> **SOURCE**:

How to quantify technical debt inflation

Author: Chloé Lourseyre
Editor: Peter Fordham

If you work for a software company, you necessarily end up in a situation where you have a technical debt to repay, but don’t have the approval of your management to do so now. “We’ll deal with it later”, they say. But, as a good developer, you know two things: technical debt is harder to solve the more we wait to solve it, and dormant technical debt has a cost that is added to everything that is written in the meantime.

When you try to argue “Technical debt is costly” to the said management, they answer “How much will it cost?”. But you don’t have an answer for that, as there is no way to predict the future.

This is what I call the Technical Debt Inflation problem or TDI for short.

Disclaimer: I could not solve the decades-old problem of the TDI in a 2k-words article. What is given here is a line of approach, a stepping stone to your own reflection, and is trying to open the debate. Enjoy.

What is technical debt?

Technical debt is (for the sake of this article) when you have a part of your code that is badly designed and needs refactoring to be efficient. It has no impact on the user but makes the code harder to maintain and harder for new features to be developed.

It often appears when you chose the short-term approach rather than a long-term solution. It would cost you more to write a long-term solution, so you chose the short-term one, although it will cost you more to maintain this solution in the future.

What is technical debt inflation?

Technical debt is costly in two ways.

First, it is costly to solve. Solving a technical debt takes time, and since it is invisible to the user and to management it is often considered useless by them.

Second, it is costly to work around. Technical debt almost always impacts how you develop new features (or maintain existing features) that depend on it. For instance, the technical debt can be a badly designed interface, which is counter-intuitive to learn to use. Another example is, that if a module is badly written, any update that is made within it will take more time than if it were well designed.

Technical debt inflation is the fact that the more you wait to solve a technical debt, the more these costs increase.

Indeed, the more you wait to solve a technical debt, the higher the impact of solving it will be (because you will have more pieces of code that depend on it, so it will be longer to refactor). Plus, the more a technical debt is outdated, the harder it is to use and maintain it.

> **PROBLEMS TO WORK ON**:
• 1. Answer these questions from the article on technical debt inflation:
(a) What does management answer when told that technical debt is costly?
(b) When does technical debt often appear?
(c) Why do users and management often consider solving technical debt useless?
• 2. The article on technical debt inflation has a disclaimer. List every way the disclaimer describes what the article offers.

Excerpt from a dataset:
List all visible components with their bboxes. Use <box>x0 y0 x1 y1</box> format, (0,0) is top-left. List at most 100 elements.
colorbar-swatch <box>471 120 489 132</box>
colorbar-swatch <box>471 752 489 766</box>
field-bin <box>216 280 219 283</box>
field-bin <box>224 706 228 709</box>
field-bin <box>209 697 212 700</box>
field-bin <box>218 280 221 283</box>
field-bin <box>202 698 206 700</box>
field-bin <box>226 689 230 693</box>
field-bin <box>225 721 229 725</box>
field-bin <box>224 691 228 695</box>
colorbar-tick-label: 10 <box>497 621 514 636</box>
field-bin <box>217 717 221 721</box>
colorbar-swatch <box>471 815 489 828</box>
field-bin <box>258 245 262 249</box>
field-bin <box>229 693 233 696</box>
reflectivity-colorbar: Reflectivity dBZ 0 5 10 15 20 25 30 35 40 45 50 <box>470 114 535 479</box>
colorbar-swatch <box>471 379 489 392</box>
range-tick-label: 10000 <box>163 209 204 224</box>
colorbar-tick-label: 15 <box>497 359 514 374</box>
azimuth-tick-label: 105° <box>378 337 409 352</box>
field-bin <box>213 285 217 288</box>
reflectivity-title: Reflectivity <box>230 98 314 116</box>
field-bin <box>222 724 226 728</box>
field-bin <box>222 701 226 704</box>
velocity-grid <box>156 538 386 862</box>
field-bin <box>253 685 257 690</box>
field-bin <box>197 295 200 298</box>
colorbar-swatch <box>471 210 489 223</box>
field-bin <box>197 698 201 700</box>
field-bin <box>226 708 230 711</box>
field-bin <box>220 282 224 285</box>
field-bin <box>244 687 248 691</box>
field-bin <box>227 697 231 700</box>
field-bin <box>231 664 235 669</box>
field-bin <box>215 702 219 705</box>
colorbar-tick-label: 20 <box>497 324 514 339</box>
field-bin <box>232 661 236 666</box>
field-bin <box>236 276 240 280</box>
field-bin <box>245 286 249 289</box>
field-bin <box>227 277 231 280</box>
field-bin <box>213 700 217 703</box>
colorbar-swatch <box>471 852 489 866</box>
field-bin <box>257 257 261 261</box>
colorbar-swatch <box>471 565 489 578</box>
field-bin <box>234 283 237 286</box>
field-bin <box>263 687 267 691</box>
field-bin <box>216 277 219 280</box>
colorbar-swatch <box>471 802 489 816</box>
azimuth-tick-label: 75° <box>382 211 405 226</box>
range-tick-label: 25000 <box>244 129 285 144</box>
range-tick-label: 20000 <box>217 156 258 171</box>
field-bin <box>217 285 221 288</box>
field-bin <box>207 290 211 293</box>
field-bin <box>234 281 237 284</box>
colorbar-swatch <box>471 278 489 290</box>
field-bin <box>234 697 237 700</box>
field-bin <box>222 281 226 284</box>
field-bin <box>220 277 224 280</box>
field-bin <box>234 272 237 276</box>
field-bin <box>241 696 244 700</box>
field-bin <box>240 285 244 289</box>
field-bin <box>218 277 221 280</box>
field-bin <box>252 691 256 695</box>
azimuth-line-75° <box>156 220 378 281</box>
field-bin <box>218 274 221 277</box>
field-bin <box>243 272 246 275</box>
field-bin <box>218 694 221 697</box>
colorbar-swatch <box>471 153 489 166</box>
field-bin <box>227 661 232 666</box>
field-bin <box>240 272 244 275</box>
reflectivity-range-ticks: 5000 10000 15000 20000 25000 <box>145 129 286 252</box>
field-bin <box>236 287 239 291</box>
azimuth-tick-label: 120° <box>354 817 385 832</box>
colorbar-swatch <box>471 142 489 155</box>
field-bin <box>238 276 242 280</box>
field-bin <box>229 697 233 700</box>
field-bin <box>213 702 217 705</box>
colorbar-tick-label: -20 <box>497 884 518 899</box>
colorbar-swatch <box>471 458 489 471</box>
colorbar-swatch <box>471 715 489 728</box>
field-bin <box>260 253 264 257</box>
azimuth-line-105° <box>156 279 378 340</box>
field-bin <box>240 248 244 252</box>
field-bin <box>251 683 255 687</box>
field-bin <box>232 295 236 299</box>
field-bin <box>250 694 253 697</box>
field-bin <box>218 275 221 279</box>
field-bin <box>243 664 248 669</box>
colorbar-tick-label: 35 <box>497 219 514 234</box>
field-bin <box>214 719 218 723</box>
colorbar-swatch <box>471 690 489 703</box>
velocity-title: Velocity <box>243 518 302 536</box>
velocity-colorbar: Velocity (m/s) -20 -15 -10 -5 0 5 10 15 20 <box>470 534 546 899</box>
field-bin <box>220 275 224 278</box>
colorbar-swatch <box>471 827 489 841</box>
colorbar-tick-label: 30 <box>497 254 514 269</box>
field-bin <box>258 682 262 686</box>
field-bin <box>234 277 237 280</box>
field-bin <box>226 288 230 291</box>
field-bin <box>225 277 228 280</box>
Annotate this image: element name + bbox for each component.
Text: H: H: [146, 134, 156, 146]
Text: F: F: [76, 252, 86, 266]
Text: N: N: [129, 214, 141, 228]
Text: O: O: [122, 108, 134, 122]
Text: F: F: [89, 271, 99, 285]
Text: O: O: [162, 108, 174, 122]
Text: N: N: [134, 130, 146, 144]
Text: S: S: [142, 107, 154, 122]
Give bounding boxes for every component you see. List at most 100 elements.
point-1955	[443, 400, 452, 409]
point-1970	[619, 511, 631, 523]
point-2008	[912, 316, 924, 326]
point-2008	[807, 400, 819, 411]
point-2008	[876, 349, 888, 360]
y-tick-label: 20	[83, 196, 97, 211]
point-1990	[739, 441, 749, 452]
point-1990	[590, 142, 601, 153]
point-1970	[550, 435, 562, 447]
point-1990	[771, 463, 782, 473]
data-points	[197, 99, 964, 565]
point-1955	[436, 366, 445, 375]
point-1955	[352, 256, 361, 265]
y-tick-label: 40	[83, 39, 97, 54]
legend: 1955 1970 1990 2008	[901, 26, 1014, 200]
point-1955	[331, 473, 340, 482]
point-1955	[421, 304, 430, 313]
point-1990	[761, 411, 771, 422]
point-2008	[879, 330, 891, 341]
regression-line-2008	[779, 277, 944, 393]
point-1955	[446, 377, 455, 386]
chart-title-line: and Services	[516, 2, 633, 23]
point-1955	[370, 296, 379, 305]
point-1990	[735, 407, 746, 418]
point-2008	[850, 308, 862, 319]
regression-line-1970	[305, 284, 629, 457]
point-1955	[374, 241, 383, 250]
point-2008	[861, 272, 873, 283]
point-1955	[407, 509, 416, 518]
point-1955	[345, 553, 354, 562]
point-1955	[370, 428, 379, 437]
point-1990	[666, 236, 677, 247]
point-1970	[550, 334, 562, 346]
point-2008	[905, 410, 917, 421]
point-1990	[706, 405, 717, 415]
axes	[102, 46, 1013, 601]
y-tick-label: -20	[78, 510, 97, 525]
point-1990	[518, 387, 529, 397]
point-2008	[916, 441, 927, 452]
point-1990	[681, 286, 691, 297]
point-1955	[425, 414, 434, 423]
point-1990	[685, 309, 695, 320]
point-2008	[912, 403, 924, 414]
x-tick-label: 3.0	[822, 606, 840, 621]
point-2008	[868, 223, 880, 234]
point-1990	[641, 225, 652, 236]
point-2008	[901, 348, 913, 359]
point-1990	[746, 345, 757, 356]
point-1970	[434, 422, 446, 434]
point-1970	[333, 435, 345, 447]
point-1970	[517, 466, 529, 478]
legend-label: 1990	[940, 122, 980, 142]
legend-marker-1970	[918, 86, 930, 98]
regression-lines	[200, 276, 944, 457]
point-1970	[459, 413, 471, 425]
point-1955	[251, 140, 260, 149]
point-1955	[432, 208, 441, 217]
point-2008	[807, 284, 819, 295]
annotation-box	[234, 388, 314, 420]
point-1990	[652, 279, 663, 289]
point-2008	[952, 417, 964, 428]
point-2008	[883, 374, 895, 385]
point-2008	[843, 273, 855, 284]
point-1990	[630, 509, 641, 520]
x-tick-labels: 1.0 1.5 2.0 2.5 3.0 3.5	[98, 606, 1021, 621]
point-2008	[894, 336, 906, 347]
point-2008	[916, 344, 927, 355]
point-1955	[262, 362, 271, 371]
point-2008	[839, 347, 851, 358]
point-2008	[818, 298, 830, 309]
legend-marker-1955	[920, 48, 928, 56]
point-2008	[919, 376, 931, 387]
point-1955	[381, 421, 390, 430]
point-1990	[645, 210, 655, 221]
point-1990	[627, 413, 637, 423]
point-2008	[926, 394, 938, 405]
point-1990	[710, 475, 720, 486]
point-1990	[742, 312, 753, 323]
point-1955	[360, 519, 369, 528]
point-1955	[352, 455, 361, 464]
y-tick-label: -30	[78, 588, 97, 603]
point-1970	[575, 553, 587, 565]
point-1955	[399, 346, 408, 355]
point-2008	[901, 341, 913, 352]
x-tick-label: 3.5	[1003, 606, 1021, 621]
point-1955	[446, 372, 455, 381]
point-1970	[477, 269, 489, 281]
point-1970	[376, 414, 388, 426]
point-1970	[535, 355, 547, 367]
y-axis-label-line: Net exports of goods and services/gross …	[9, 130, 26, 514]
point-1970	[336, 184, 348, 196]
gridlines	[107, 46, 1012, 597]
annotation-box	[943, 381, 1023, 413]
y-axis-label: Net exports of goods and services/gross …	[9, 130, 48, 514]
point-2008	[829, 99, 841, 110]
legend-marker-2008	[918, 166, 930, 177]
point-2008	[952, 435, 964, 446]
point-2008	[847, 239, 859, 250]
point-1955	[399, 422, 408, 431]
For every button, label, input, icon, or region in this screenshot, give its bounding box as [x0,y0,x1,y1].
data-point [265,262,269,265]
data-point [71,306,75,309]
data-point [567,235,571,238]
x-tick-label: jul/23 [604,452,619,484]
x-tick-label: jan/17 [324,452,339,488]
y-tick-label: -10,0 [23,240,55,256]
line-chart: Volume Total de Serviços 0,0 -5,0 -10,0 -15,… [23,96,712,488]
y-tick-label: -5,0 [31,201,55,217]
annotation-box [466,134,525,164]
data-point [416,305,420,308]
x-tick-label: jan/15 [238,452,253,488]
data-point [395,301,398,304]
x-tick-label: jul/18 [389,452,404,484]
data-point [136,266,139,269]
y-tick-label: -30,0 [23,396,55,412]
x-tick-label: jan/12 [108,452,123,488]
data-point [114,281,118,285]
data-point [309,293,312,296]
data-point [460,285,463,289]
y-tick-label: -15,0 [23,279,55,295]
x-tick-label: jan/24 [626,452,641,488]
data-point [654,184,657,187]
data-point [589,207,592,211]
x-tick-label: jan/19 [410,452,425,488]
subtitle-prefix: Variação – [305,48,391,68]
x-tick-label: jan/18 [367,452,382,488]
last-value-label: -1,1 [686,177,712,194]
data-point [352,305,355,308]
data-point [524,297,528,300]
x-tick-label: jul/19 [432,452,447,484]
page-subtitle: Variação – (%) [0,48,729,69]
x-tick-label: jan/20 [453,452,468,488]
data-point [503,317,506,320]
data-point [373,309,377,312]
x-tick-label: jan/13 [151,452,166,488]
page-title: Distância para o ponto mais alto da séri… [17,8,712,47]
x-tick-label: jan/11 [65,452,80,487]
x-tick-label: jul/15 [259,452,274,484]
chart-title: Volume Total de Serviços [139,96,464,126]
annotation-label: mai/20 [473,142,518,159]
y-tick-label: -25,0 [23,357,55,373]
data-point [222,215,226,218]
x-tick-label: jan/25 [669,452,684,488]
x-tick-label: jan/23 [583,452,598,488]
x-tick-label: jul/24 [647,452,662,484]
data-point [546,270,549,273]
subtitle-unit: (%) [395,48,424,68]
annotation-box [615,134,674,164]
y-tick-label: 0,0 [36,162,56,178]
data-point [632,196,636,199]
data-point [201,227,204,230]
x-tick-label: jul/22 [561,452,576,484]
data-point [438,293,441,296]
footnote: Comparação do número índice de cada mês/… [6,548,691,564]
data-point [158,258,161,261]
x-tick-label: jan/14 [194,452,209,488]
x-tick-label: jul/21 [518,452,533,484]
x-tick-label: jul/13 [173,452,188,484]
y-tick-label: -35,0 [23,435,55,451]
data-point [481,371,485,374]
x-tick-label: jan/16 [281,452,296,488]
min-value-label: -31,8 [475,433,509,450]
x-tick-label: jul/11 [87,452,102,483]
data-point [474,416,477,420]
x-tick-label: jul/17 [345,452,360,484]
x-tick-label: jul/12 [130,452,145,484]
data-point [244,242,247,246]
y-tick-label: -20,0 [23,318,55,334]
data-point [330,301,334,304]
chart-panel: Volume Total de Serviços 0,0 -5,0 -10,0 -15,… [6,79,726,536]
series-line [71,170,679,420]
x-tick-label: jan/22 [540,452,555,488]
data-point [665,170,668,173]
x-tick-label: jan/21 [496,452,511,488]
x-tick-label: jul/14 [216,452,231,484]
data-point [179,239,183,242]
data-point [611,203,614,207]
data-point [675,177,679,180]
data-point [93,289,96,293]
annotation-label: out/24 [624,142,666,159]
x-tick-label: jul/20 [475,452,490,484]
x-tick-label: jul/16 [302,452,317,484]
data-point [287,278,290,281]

> **ANSWERS BELOW**:
• 1.
(a) "How much will it cost?"
(b) When you chose the short-term approach rather than a long-term solution.
(c) Because it is invisible to them.

• 2.
- A line of approach
- A stepping stone to your own reflection
- An attempt to open the debate